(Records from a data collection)
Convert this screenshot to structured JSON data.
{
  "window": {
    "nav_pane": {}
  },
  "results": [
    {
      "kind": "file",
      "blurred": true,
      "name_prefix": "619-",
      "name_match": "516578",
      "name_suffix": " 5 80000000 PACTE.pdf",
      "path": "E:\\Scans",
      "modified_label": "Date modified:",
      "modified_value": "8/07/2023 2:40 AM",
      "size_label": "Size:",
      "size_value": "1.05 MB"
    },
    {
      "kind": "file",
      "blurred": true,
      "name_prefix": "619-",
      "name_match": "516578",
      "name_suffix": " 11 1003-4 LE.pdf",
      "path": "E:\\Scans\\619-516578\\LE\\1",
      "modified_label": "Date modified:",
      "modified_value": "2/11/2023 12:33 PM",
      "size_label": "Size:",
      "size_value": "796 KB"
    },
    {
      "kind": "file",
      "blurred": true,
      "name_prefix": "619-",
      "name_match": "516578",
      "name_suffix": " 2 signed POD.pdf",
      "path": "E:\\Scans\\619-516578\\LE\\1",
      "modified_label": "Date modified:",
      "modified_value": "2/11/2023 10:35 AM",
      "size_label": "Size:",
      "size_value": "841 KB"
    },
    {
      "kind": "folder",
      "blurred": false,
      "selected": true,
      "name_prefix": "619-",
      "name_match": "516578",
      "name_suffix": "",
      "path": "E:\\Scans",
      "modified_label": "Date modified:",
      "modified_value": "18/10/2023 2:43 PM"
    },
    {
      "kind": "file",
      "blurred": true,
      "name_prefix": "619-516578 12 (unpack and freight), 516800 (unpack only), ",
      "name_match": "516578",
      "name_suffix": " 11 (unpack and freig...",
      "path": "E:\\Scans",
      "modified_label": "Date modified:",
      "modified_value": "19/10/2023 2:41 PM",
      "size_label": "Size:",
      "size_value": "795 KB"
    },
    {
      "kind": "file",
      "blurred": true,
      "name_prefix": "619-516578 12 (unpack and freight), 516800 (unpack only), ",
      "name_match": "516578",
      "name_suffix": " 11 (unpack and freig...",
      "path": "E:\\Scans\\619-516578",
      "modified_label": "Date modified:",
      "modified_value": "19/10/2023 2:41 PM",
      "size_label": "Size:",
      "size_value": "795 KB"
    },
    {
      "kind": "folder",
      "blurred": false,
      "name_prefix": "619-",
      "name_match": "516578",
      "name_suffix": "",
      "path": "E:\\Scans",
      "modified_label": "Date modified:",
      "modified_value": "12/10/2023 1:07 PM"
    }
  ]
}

* * *

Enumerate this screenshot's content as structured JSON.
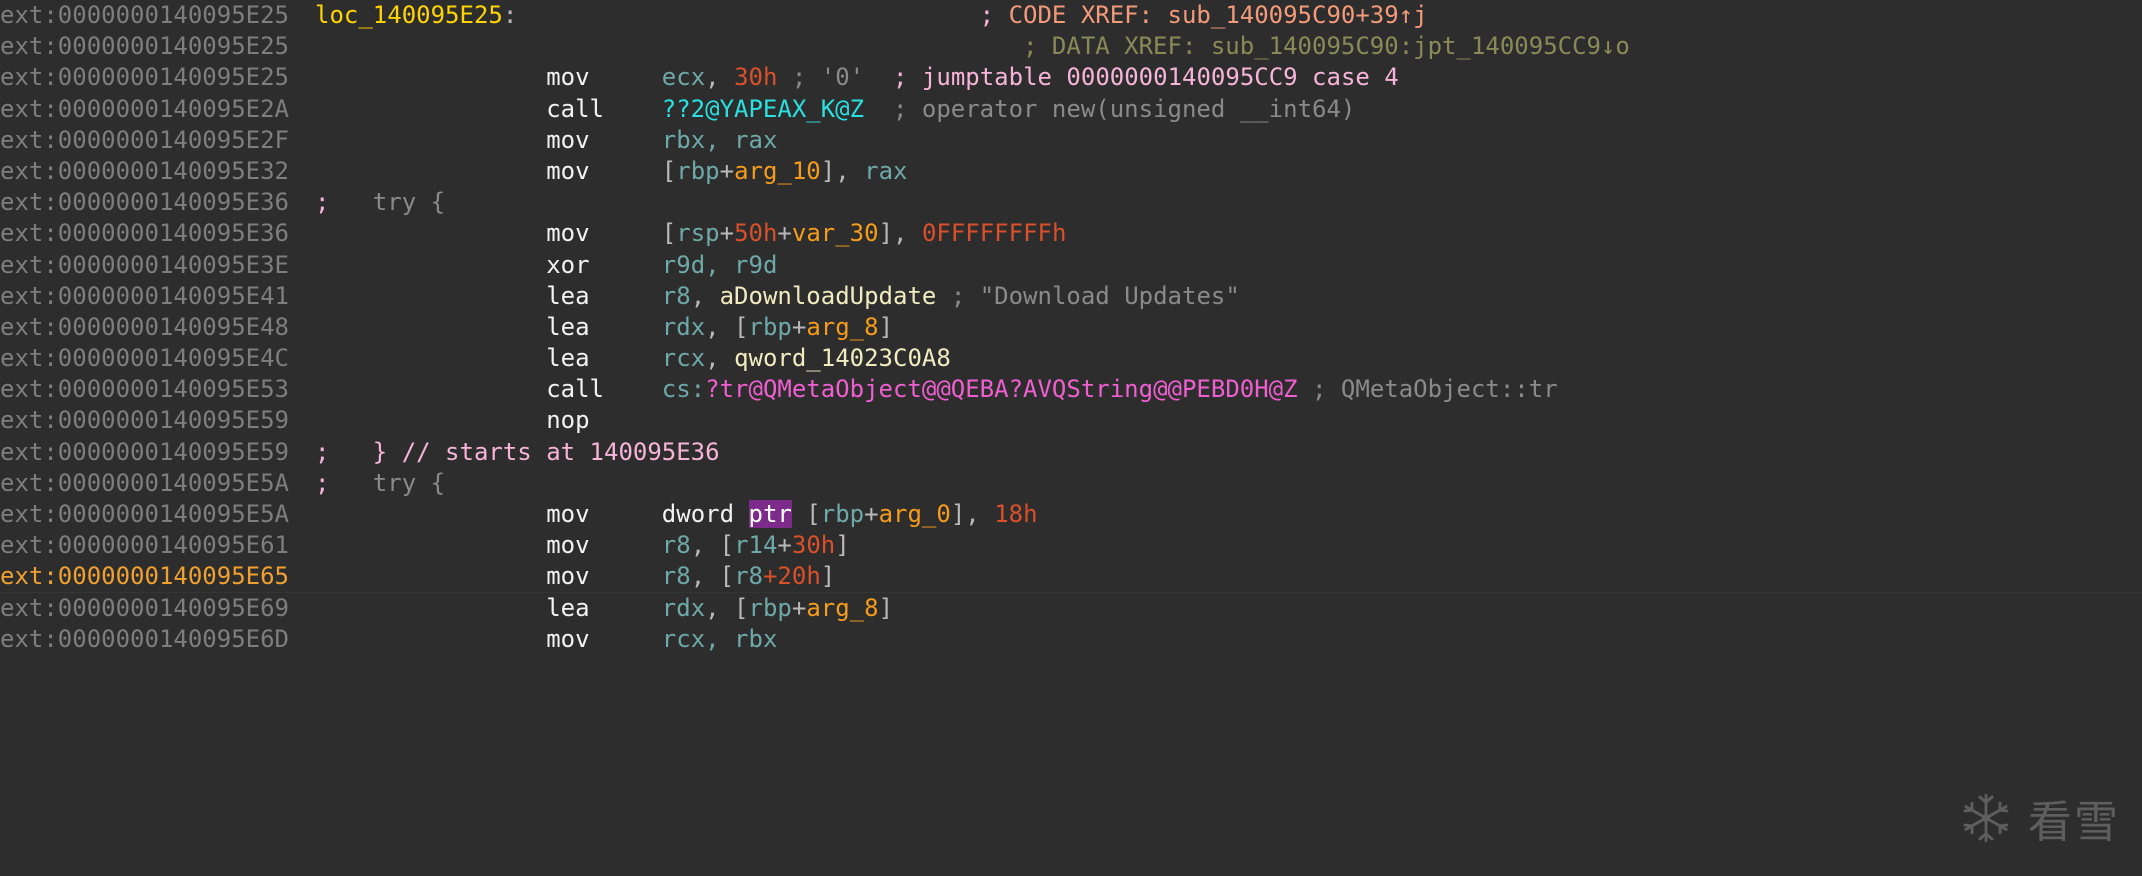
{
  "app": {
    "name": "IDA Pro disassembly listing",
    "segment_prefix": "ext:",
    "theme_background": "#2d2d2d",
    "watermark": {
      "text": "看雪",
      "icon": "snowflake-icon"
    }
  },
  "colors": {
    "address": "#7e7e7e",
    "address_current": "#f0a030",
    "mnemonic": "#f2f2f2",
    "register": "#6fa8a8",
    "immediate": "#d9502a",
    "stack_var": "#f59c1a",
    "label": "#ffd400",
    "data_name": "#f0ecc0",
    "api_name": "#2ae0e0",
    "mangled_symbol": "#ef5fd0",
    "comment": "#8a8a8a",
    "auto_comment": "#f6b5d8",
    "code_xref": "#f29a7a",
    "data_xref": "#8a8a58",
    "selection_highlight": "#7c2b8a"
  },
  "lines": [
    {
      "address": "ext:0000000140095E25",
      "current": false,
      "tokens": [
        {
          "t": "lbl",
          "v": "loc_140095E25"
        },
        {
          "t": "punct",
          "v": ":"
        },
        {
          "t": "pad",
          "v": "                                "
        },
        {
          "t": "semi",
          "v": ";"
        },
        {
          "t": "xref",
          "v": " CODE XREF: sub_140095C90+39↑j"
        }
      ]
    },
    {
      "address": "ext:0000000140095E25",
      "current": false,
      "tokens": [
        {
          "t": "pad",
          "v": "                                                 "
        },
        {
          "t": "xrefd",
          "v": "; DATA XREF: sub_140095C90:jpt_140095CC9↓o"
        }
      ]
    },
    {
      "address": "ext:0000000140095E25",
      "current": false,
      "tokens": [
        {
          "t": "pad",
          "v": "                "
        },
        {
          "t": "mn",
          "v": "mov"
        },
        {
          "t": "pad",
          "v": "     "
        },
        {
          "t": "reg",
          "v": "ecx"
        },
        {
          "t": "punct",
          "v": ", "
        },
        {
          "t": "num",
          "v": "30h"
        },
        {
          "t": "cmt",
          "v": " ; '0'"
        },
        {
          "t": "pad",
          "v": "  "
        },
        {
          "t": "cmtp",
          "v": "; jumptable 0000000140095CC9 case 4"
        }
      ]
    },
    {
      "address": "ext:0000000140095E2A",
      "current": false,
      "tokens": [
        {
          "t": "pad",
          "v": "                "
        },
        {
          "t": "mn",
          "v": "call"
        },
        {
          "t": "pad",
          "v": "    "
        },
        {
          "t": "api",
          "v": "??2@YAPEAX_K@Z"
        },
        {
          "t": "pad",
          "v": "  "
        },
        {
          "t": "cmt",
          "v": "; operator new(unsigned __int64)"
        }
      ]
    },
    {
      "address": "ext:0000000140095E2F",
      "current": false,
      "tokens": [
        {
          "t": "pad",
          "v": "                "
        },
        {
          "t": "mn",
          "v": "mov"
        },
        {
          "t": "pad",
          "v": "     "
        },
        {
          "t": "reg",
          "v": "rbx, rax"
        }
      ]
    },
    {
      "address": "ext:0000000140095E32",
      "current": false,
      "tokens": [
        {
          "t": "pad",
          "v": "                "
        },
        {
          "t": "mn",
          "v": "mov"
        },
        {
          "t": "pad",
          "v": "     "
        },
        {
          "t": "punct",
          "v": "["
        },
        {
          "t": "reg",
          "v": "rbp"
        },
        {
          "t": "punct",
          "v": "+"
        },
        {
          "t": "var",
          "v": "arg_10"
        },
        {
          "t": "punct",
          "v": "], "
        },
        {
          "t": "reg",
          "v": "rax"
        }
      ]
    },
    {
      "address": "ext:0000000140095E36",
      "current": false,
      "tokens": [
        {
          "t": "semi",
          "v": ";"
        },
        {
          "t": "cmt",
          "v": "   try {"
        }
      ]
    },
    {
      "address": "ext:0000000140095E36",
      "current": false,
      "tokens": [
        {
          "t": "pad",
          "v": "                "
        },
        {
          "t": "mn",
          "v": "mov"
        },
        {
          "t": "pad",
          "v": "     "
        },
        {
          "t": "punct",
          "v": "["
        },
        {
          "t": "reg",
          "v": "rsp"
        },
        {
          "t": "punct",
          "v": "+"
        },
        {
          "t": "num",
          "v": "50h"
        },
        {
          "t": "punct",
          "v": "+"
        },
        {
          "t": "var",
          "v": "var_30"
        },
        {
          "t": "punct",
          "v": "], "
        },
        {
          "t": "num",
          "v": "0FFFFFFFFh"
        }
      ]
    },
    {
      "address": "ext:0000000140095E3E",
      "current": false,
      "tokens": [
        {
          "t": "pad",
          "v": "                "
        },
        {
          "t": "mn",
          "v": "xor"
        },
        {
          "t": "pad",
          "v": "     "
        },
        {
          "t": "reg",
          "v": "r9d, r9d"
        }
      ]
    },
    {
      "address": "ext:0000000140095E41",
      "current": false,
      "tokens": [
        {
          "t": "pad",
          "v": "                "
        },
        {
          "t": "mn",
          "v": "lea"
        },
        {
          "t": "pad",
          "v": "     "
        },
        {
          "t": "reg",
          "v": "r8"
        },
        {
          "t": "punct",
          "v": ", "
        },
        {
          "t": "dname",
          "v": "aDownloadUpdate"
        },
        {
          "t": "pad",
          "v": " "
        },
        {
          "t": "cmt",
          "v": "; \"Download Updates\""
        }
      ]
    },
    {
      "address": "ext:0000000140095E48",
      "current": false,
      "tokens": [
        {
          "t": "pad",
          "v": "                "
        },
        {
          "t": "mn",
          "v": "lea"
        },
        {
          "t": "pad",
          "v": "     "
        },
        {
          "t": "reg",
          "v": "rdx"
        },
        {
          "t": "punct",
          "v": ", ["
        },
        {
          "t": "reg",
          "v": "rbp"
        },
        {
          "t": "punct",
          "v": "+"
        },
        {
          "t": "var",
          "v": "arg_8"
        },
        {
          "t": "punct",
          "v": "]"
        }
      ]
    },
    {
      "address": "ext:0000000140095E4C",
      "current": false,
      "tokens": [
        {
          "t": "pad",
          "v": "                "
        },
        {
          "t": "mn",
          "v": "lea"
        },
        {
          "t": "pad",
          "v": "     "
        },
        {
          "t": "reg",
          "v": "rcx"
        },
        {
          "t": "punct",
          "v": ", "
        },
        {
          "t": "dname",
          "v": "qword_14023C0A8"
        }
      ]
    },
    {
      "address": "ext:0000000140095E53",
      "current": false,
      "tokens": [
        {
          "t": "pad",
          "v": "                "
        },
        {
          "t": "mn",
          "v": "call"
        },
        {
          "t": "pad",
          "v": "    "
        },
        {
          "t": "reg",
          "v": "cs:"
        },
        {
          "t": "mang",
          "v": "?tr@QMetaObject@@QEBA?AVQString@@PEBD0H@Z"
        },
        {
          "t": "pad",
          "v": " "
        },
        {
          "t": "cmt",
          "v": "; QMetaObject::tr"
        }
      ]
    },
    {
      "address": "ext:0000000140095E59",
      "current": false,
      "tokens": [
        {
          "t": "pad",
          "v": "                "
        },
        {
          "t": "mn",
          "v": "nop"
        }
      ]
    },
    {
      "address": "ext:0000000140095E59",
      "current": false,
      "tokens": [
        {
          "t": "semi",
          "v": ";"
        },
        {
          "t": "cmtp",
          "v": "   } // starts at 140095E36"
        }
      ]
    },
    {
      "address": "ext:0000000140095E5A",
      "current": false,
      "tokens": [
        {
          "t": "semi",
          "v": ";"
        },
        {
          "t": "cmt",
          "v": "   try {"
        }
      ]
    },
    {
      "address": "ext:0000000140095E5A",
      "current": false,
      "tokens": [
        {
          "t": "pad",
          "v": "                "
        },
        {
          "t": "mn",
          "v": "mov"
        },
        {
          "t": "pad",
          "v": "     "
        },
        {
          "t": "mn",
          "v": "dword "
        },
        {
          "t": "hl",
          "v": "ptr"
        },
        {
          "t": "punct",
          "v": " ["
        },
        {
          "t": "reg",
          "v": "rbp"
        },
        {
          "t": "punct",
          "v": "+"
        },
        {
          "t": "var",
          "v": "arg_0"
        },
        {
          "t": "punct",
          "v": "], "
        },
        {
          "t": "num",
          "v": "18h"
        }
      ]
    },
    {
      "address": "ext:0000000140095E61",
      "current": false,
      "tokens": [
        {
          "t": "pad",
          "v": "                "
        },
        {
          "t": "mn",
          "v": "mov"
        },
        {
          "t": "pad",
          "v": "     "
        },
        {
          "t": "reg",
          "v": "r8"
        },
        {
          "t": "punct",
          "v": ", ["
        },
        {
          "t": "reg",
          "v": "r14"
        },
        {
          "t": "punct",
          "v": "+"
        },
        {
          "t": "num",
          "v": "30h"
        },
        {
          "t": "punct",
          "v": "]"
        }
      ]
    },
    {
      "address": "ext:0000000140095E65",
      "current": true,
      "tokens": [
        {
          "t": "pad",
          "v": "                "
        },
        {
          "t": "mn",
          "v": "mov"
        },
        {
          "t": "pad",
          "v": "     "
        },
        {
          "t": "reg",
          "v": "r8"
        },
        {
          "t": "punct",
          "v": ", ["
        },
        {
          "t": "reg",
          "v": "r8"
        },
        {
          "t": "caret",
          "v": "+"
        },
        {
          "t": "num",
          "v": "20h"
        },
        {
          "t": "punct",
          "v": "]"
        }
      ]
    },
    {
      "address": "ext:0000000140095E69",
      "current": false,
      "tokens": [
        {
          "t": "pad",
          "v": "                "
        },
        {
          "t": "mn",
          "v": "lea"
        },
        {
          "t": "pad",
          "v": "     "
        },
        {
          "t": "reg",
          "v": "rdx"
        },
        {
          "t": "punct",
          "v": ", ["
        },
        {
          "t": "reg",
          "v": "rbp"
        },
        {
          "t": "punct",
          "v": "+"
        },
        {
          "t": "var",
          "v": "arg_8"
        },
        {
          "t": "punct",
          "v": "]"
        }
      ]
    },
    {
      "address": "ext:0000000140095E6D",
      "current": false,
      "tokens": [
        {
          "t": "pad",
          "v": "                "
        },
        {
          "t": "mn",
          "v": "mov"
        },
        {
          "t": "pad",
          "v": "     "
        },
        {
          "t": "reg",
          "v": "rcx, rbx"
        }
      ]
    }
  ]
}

[WHAT IS ASKED]:
Using the records above, gather all lines where the string "JSON" is present.

[ANSWER TO THIS TASK]:
Convert this screenshot to structured JSON data.
Enumerate this screenshot's content as structured JSON.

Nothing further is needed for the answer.